[Goal] Wherever the word "flow" appears in the entries, copy the whole line.

[Available data]

--------

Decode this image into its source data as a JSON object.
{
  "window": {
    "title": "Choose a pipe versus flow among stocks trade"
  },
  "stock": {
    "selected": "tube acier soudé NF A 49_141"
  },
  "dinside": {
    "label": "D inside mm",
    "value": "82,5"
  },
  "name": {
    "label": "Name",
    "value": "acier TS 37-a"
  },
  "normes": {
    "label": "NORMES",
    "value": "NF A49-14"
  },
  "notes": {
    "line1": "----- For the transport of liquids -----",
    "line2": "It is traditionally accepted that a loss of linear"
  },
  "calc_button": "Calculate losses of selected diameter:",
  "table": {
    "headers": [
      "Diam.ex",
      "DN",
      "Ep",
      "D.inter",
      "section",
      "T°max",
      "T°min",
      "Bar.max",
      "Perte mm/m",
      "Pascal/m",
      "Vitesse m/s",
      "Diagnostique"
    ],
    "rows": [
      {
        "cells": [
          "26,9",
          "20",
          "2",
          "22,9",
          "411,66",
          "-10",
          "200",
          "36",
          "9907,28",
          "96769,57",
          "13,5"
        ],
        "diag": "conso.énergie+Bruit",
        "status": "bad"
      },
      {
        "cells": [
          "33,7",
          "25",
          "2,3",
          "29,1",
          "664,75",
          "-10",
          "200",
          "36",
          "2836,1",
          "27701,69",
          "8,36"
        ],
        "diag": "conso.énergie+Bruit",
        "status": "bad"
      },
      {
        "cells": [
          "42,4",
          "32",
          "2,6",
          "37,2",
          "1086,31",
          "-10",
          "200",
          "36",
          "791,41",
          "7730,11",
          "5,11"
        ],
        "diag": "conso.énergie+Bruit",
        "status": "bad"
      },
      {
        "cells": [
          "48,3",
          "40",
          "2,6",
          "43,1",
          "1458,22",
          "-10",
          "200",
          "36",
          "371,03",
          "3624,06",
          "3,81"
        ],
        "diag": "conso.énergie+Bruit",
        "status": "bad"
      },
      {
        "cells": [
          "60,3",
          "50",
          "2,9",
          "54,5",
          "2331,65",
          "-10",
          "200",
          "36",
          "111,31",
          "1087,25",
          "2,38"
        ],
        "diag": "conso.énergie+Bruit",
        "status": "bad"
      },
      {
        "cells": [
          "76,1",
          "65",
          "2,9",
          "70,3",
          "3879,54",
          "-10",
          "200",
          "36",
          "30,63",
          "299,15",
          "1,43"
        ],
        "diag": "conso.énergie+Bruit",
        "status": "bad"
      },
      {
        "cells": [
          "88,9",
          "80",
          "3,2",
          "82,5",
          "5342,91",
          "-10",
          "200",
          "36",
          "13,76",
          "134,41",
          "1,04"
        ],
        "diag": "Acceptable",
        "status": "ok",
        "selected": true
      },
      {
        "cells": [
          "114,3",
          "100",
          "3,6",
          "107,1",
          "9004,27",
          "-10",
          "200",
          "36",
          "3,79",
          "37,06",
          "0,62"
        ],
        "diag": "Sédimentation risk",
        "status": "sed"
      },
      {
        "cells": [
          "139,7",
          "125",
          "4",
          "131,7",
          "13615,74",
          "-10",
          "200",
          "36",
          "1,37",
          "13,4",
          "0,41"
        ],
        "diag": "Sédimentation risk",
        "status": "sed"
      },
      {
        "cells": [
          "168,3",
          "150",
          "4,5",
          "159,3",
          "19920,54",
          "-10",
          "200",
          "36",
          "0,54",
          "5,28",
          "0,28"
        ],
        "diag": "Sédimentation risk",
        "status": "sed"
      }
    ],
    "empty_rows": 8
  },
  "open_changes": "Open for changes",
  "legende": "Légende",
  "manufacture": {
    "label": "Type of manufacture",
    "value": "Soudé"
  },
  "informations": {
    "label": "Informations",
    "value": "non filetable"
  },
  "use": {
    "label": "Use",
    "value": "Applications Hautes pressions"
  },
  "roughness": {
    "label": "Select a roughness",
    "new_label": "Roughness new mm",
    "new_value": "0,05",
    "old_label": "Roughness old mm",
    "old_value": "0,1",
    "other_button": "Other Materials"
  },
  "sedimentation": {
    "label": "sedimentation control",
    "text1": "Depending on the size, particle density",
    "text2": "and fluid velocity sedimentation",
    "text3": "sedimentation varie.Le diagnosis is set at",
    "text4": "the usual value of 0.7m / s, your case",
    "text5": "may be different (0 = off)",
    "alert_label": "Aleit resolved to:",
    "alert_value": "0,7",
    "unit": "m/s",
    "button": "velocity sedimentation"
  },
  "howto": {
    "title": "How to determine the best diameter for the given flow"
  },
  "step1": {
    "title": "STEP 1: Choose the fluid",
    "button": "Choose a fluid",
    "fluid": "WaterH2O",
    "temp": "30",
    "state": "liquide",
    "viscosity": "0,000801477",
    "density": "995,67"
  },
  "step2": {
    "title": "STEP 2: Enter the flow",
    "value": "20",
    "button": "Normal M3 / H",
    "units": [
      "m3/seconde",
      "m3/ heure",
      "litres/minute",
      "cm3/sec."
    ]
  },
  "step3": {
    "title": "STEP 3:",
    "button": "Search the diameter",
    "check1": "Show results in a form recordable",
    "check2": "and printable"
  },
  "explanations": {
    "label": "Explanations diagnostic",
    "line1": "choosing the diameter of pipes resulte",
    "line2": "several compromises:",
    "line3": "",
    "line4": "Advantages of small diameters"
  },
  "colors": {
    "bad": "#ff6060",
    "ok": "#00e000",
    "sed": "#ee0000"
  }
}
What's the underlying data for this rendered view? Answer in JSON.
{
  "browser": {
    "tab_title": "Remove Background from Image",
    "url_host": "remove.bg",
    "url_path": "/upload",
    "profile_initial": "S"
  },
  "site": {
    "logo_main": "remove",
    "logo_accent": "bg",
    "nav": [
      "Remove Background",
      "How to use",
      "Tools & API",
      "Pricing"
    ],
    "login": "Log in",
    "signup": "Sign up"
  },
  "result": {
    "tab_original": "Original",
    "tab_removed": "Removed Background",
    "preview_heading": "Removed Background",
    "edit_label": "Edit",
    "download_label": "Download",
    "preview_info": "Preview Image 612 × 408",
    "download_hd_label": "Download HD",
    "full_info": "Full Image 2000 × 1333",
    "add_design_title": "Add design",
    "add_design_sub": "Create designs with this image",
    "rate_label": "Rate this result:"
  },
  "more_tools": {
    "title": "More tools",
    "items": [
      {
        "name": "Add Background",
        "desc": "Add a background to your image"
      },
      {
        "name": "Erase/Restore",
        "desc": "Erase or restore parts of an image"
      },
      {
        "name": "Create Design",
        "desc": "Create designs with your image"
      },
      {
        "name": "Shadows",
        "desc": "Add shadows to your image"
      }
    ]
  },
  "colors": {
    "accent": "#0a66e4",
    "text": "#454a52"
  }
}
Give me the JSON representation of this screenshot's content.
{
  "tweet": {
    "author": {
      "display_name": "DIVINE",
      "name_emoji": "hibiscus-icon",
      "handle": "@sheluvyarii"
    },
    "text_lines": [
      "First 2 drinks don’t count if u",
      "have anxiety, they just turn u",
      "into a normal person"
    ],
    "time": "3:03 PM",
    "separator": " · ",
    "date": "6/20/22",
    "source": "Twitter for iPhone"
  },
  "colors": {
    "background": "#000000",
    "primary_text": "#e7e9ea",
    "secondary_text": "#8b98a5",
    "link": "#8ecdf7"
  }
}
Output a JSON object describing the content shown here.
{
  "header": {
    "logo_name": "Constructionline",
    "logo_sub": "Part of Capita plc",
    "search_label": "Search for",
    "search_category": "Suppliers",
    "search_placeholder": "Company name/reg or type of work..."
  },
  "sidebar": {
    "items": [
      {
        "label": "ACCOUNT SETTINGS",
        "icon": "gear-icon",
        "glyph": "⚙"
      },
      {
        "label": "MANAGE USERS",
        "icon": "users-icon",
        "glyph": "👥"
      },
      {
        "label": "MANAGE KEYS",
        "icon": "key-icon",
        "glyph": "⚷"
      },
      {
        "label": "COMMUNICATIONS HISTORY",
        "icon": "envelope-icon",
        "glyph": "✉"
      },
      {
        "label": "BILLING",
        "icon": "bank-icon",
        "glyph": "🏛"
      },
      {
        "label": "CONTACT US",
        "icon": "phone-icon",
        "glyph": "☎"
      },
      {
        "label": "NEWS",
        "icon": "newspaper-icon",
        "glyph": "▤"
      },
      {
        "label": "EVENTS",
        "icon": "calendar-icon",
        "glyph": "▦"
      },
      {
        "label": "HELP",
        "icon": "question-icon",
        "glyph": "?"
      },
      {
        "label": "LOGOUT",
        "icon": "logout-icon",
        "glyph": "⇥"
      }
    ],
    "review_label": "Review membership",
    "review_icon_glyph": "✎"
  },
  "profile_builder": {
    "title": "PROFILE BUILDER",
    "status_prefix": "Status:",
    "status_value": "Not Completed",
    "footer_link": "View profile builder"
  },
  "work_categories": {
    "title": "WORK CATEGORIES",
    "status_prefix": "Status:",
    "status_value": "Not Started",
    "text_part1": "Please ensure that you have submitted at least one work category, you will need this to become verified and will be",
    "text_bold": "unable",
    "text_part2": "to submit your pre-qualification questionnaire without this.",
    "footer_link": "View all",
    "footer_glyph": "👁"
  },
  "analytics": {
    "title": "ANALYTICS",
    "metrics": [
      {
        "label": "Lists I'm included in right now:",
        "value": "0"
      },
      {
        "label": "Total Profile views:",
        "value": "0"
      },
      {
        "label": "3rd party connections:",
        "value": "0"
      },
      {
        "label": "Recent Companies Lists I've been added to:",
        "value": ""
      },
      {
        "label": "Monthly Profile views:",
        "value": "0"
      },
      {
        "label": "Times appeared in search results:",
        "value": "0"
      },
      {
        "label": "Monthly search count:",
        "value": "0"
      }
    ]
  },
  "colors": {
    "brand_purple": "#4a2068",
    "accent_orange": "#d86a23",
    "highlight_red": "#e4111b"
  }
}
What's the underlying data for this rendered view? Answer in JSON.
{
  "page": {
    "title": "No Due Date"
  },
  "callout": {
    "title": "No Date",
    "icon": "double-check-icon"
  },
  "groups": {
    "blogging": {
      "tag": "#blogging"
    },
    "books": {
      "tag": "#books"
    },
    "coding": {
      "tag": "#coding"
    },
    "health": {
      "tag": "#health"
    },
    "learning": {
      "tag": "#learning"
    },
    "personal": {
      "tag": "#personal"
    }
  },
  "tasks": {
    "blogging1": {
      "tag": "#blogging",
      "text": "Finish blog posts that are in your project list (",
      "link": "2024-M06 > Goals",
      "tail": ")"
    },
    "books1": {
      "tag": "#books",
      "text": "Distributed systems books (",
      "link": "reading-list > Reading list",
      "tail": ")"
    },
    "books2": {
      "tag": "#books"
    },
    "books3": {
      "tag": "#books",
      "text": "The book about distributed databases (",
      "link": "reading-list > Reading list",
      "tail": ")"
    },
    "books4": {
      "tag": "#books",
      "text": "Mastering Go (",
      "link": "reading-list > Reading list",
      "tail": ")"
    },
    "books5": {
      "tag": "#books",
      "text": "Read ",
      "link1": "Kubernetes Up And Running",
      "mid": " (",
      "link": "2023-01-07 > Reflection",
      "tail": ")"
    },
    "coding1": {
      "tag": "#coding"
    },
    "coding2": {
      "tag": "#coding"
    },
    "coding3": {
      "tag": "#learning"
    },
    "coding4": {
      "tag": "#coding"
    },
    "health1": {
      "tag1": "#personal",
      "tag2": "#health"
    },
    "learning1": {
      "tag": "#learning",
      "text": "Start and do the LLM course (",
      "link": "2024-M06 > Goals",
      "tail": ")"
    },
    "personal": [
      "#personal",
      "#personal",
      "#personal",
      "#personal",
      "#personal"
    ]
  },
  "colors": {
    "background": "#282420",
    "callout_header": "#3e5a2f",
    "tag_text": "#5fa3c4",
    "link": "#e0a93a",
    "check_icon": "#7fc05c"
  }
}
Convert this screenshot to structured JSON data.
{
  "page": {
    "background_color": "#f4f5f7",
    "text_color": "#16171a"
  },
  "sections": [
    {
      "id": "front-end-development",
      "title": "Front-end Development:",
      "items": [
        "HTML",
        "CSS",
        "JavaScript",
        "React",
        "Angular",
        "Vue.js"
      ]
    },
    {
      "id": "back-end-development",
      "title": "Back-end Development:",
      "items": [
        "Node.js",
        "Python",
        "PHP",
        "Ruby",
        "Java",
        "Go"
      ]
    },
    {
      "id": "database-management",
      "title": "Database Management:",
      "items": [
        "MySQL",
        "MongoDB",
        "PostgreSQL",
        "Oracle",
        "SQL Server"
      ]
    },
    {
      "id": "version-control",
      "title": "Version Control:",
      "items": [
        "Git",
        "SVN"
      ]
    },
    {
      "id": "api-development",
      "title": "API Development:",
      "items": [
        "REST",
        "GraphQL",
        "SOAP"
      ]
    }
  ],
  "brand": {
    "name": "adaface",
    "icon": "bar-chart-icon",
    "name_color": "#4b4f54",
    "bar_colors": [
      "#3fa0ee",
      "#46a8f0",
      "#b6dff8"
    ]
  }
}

--------

[Reply]
    "title": "Choose a pipe versus flow among stocks trade"
    "title": "How to determine the best diameter for the given flow"
    "title": "STEP 2: Enter the flow",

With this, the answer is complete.